──────── PASSAGE GIVEN

Tuesday, December 22, 2015

The Coming of the Sun: a three-part solstice sermon

© Copyright Peter Trimming and licensed for reuse under this Creative Commons Licence.

This is the text of the three-part sermon delivered at the Thomas Jefferson Memorial Church - Unitarian Universalist on Sunday, December 20th, 2015.  I was weaving worship with two of our lay Worship Weavers.  Given the way our conversations about the theme unfolded, and the nature of the service itself, we decided that each of us would offer a perspective on our topic.  This is a collaborative version of the "jewel" form of sermon construction -- holding up and idea and, as if it were a diamond, turning it took look at several different facets.  You can listen to the sermon if you'd like, as always.  (I'd note that Lucy Wayne became a part of the Worhip Weavers' Guild this year, and then promptly moved with her husband to Israel.  It was especially delightful to be able to welcome her into the pulpit during a visit back to the U.S.)

Part 1:  Lucy Wayne
Today we are exploring our church’s theme for December, expectation. We are also considering the phenomenon of the coming of the sun.
Two days from now is the northern hemisphere’s winter solstice, the time that the sun is absent from the sky for the longest amount of time. This is immediately followed by an increase in light as Earth tilts closer to our big star.

────────────────

◆ SHORT EXERCISE
Write out the solstice sermon from "Part 1:  Lucy" up to and including "our big star.". The lines that come next have nothing to do with this.

──────── SUPPLIED INFORMATION

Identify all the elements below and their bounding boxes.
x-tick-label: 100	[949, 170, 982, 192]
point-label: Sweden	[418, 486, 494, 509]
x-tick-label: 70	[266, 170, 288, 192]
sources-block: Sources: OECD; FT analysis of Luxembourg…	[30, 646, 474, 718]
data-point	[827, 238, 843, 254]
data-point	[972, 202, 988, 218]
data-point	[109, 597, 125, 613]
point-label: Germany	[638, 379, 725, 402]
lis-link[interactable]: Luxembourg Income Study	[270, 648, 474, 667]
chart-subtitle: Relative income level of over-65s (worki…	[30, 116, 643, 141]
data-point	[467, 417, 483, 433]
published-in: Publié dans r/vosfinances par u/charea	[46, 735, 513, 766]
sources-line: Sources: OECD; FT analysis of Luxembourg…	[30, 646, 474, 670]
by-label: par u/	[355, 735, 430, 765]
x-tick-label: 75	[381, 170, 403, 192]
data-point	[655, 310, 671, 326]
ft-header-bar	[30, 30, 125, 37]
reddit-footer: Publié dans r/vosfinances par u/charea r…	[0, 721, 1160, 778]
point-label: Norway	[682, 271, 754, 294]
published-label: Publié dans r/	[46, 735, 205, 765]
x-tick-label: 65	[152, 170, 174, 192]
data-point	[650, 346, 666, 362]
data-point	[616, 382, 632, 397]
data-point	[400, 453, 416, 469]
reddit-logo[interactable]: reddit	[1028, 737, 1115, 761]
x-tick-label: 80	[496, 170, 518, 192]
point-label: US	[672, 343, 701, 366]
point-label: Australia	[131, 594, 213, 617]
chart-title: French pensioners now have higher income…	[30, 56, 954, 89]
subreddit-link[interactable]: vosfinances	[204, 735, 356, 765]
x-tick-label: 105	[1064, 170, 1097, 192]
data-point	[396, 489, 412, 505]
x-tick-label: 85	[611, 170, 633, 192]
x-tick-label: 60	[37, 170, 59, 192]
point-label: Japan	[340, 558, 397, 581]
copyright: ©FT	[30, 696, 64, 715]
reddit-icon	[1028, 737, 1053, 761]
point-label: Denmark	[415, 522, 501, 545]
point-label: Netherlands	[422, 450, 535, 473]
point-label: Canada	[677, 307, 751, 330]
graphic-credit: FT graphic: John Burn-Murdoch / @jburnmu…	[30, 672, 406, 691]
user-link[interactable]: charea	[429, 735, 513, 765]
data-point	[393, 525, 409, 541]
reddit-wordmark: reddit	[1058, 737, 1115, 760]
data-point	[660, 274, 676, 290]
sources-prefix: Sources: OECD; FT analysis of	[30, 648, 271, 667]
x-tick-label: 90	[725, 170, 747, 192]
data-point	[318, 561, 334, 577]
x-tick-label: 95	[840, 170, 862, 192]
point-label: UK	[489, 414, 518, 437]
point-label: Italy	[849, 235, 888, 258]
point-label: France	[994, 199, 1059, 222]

────────────────

◆ EXERCISE RESULT
Part 1:  Lucy Wayne
Today we are exploring our church’s theme for December, expectation. We are also considering the phenomenon of the coming of the sun.
Two days from now is the northern hemisphere’s winter solstice, the time that the sun is absent from the sky for the longest amount of time. This is immediately followed by an increase in light as Earth tilts closer to our big star.